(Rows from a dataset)
——————
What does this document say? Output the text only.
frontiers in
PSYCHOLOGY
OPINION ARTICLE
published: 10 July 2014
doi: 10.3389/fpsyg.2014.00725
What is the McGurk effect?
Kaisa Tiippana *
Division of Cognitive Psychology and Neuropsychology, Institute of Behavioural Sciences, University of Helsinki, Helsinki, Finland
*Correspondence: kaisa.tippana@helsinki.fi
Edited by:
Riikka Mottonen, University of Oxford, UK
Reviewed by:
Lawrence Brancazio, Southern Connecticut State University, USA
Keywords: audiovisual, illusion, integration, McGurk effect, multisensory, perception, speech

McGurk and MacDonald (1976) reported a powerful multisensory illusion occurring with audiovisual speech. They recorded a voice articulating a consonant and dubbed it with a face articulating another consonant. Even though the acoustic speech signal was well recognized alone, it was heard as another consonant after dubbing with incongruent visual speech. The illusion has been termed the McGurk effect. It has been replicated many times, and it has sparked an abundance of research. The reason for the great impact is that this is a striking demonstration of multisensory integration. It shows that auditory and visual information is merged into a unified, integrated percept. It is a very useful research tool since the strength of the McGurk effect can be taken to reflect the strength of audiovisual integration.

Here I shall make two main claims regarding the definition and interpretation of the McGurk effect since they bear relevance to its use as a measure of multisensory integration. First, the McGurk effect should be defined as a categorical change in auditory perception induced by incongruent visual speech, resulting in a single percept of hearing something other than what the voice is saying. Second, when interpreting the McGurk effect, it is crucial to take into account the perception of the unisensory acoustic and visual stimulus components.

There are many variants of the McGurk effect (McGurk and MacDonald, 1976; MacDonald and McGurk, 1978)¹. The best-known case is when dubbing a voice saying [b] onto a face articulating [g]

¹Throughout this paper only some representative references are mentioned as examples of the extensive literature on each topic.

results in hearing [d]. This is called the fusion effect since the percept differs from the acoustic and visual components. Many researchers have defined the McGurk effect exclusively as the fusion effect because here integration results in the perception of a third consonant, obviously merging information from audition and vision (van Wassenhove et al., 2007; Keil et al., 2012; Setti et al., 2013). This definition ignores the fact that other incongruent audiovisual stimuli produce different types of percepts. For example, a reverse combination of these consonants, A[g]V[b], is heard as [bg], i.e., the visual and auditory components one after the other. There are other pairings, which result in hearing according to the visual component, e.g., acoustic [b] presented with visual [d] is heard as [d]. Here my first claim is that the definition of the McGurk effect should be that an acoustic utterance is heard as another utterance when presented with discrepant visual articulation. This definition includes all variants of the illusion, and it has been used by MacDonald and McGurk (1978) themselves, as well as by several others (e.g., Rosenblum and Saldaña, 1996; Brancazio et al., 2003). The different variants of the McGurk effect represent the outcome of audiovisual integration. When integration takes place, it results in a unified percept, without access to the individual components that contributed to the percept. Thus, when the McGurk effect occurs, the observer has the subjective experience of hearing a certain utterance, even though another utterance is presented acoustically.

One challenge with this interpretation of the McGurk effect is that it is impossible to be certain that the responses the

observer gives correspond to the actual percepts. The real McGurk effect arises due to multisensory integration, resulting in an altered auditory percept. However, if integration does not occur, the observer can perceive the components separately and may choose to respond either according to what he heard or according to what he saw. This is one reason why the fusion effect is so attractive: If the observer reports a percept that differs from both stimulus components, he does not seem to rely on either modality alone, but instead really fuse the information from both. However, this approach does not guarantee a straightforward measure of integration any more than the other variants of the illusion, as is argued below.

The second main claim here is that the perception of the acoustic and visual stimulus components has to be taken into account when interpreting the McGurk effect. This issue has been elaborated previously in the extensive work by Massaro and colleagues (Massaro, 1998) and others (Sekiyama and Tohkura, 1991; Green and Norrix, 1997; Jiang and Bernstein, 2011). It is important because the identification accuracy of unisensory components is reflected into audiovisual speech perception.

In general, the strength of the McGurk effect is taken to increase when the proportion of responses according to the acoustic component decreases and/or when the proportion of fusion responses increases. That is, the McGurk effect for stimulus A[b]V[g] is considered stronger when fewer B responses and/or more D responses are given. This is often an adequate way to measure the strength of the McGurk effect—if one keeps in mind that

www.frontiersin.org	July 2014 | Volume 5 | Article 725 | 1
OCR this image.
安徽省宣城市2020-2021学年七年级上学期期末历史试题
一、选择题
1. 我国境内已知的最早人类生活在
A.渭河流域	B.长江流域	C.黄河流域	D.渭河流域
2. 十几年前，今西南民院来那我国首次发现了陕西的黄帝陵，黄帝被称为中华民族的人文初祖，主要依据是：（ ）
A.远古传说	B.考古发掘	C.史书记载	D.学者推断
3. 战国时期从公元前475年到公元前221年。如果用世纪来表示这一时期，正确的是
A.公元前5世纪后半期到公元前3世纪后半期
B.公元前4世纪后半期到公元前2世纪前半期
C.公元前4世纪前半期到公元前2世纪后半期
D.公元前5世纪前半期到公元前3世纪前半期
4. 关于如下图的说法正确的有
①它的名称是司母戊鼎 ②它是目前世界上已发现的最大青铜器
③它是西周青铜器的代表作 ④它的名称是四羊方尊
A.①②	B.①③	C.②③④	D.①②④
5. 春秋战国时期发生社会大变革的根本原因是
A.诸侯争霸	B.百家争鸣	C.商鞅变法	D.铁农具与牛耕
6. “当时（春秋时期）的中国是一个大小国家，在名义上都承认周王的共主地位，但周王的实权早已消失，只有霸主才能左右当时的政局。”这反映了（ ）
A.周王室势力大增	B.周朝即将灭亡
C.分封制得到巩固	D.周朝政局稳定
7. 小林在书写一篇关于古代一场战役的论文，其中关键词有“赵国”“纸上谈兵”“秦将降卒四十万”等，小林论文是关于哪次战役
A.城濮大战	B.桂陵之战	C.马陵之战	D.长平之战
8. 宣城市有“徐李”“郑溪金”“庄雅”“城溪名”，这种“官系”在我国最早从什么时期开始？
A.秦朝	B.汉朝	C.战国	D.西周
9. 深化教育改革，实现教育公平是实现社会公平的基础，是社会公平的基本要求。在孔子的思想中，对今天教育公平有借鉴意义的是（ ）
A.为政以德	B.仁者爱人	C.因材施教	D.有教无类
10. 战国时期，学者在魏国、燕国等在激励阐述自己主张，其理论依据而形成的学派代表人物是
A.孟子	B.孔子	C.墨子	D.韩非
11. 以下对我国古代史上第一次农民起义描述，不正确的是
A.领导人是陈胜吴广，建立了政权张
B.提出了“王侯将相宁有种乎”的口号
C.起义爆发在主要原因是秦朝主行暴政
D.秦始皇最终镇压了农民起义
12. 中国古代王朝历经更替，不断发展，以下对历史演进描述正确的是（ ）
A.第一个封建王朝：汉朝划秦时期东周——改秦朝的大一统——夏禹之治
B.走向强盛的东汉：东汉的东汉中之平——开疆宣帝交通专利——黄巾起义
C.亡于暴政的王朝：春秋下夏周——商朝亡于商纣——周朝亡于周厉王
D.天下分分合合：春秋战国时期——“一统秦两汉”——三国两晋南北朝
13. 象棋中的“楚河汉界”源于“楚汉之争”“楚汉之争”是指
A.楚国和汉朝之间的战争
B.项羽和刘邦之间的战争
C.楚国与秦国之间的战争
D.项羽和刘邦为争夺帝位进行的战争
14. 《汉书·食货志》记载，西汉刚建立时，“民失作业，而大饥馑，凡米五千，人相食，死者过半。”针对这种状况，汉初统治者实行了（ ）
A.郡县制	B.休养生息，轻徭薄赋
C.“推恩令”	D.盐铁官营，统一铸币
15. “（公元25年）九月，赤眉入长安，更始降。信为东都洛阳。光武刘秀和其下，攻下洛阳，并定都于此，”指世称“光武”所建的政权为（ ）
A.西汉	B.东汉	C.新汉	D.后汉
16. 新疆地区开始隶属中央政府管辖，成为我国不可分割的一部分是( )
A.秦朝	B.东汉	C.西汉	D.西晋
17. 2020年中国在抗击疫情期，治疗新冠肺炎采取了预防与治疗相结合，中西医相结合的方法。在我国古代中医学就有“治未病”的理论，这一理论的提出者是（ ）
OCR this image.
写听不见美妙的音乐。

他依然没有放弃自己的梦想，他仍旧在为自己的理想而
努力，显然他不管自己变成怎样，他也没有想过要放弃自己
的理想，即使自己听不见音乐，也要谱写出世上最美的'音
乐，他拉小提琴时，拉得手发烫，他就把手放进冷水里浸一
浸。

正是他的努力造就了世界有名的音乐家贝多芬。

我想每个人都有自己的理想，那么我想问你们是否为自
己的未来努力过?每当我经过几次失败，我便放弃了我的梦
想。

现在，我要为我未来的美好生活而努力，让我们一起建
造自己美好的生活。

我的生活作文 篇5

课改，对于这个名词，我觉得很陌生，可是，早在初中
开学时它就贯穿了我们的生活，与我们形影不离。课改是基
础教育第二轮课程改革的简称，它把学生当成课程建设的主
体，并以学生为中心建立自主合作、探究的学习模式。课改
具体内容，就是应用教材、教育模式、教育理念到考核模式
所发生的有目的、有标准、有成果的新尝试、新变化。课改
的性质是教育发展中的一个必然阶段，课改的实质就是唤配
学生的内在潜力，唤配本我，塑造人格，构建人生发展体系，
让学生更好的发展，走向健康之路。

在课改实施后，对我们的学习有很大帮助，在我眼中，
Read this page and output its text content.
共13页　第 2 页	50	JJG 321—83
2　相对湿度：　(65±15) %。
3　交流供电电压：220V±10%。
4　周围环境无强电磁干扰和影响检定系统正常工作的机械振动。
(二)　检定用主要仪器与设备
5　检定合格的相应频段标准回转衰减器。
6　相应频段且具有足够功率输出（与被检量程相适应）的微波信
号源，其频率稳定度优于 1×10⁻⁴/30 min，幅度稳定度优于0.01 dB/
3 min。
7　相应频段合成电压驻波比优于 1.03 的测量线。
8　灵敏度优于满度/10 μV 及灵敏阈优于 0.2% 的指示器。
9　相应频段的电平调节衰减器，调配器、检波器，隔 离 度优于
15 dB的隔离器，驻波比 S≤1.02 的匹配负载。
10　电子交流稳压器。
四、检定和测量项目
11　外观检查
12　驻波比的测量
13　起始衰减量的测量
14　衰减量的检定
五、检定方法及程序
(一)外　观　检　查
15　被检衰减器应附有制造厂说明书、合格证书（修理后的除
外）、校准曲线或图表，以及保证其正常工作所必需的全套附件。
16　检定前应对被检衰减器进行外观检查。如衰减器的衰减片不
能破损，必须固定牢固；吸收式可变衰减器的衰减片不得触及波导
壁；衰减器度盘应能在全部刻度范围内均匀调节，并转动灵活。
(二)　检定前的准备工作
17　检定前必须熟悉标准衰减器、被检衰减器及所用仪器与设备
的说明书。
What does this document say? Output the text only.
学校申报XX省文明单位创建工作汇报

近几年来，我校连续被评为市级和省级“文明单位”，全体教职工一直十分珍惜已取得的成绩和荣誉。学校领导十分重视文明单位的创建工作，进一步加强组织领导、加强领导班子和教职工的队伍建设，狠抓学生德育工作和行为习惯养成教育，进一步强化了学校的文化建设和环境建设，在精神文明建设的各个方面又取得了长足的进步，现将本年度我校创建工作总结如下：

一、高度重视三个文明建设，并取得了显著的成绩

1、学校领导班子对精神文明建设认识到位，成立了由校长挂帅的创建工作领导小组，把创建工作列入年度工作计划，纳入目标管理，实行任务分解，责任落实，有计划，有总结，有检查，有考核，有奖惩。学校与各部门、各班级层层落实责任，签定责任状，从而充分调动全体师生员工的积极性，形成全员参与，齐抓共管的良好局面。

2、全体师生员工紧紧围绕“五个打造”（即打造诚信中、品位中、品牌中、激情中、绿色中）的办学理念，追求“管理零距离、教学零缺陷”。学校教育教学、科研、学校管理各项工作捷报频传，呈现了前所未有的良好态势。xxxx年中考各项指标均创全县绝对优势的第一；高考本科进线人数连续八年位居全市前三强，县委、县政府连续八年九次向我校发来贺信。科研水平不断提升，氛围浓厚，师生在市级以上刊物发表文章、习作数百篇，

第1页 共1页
——————
STATED PROBLEM:
How many lines in the data contain the string "July"? Respond with the number only.

EXERCISE RESPONSE:
2